** START **

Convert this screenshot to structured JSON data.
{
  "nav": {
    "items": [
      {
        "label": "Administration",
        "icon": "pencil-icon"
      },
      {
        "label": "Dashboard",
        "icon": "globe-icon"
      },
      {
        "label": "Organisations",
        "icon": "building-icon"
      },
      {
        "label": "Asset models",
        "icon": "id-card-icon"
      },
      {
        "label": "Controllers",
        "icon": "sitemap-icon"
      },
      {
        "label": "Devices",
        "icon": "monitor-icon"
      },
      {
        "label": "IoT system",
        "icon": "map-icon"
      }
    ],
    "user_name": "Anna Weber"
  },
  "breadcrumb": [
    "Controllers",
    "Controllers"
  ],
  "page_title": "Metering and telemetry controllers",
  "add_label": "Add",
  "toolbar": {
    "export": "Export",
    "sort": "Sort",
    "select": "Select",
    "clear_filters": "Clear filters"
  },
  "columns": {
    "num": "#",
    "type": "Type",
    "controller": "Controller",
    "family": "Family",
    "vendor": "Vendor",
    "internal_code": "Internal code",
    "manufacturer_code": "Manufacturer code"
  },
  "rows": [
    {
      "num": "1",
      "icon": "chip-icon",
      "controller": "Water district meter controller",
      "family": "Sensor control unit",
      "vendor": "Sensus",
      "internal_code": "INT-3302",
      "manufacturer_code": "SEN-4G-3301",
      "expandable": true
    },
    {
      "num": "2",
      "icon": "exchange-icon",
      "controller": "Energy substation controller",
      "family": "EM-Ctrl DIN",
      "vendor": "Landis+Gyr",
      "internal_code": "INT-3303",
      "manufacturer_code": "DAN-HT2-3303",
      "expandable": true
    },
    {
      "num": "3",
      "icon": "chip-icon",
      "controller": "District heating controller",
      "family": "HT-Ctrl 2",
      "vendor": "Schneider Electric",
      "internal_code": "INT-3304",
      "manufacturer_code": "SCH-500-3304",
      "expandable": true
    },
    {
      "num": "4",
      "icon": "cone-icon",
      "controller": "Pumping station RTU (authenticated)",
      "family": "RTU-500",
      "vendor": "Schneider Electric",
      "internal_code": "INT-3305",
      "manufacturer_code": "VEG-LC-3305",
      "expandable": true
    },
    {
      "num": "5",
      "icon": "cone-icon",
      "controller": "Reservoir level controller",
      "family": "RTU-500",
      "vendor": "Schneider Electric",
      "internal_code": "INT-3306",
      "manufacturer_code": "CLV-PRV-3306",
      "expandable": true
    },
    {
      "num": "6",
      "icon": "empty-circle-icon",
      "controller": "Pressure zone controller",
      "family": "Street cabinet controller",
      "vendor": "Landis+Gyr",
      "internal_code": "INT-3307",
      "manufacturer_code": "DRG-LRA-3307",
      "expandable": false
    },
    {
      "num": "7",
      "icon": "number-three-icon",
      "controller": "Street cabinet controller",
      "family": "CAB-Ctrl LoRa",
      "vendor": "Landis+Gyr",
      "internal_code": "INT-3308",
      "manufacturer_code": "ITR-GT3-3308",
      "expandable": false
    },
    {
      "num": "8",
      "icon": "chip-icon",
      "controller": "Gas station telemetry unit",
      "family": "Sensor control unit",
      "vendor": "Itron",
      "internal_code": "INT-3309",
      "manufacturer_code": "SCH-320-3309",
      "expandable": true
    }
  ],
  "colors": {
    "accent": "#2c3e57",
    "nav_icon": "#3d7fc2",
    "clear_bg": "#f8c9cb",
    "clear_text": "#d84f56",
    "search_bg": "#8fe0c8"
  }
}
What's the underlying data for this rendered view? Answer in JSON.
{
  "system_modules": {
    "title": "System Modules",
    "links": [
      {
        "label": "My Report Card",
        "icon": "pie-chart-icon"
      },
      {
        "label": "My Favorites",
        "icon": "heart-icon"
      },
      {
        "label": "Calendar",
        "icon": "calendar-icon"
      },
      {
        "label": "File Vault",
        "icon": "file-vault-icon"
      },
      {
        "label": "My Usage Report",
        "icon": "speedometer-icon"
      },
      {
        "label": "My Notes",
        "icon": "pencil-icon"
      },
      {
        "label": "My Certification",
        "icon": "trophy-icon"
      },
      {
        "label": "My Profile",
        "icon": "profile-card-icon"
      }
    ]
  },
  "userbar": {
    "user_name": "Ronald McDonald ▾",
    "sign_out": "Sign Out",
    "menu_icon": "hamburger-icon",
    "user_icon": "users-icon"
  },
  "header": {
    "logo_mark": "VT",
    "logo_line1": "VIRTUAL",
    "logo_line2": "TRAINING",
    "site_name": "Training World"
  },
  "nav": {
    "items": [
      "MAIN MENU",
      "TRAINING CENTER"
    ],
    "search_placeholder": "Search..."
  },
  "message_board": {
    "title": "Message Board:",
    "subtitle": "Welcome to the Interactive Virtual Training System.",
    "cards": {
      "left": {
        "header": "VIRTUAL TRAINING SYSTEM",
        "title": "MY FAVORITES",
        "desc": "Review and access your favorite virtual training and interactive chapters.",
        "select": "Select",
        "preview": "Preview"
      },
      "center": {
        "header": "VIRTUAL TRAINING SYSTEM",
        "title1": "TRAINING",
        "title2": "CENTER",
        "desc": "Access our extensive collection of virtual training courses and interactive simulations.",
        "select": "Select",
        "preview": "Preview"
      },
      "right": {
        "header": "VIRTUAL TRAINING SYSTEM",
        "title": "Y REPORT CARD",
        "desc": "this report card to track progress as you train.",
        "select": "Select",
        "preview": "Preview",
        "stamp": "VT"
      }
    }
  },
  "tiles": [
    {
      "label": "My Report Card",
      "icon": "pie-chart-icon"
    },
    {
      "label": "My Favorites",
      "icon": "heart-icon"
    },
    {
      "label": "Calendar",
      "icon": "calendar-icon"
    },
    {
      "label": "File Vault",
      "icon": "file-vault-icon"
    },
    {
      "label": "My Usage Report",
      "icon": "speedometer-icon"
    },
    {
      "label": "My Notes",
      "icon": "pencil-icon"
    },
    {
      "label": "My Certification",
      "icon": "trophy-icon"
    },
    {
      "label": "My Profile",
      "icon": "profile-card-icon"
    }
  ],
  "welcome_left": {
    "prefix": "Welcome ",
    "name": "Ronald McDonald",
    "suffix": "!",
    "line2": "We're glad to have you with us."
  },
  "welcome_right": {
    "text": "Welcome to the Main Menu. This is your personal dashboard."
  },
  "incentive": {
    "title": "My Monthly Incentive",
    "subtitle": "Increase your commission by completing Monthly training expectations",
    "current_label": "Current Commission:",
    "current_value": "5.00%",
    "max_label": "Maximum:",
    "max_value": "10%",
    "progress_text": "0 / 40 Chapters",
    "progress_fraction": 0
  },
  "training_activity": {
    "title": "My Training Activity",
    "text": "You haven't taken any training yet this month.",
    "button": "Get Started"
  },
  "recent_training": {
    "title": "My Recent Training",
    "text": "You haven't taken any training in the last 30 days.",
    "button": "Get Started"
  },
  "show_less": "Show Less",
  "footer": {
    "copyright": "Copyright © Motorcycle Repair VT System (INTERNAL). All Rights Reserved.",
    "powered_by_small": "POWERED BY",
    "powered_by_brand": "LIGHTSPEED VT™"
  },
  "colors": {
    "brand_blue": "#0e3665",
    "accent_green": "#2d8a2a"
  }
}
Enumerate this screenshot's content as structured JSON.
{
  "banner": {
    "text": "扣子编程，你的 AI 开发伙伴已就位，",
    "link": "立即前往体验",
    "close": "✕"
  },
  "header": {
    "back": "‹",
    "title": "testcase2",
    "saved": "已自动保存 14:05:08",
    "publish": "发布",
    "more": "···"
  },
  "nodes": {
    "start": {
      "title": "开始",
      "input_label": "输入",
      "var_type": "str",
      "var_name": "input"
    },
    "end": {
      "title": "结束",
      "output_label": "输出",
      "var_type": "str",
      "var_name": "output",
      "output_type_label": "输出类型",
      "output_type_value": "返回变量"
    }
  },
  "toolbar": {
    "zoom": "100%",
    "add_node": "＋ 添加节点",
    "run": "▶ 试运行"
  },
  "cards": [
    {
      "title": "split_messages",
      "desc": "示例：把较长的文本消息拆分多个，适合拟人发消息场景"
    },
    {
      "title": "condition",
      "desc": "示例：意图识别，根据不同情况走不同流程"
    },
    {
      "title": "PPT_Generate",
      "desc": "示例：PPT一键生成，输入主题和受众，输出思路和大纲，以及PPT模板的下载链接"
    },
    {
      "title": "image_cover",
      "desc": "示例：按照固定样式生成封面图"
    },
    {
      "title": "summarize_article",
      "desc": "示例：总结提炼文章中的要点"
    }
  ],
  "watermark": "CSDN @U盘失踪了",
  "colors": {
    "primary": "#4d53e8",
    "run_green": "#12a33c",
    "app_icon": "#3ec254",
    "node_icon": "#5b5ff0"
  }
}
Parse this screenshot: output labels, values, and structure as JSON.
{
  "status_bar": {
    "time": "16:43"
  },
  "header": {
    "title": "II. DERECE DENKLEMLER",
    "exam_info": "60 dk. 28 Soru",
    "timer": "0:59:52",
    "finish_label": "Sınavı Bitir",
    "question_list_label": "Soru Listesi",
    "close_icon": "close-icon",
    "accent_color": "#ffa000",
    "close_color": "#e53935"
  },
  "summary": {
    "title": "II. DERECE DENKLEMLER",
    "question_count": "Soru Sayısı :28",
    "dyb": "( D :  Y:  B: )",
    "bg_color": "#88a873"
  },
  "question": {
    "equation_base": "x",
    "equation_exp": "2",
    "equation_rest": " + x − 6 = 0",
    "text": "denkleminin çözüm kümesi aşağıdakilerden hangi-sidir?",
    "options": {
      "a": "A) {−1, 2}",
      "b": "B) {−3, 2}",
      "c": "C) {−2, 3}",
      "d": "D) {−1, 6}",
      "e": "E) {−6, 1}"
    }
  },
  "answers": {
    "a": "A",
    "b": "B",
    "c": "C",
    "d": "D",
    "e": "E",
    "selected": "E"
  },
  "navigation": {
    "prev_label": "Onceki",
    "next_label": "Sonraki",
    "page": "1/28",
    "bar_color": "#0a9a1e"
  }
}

** END **

**Your instructions:** From the entries above, extract every line where the word "haven" appears.

**Problem solution:**
    "text": "You haven't taken any training yet this month.",
    "text": "You haven't taken any training in the last 30 days.",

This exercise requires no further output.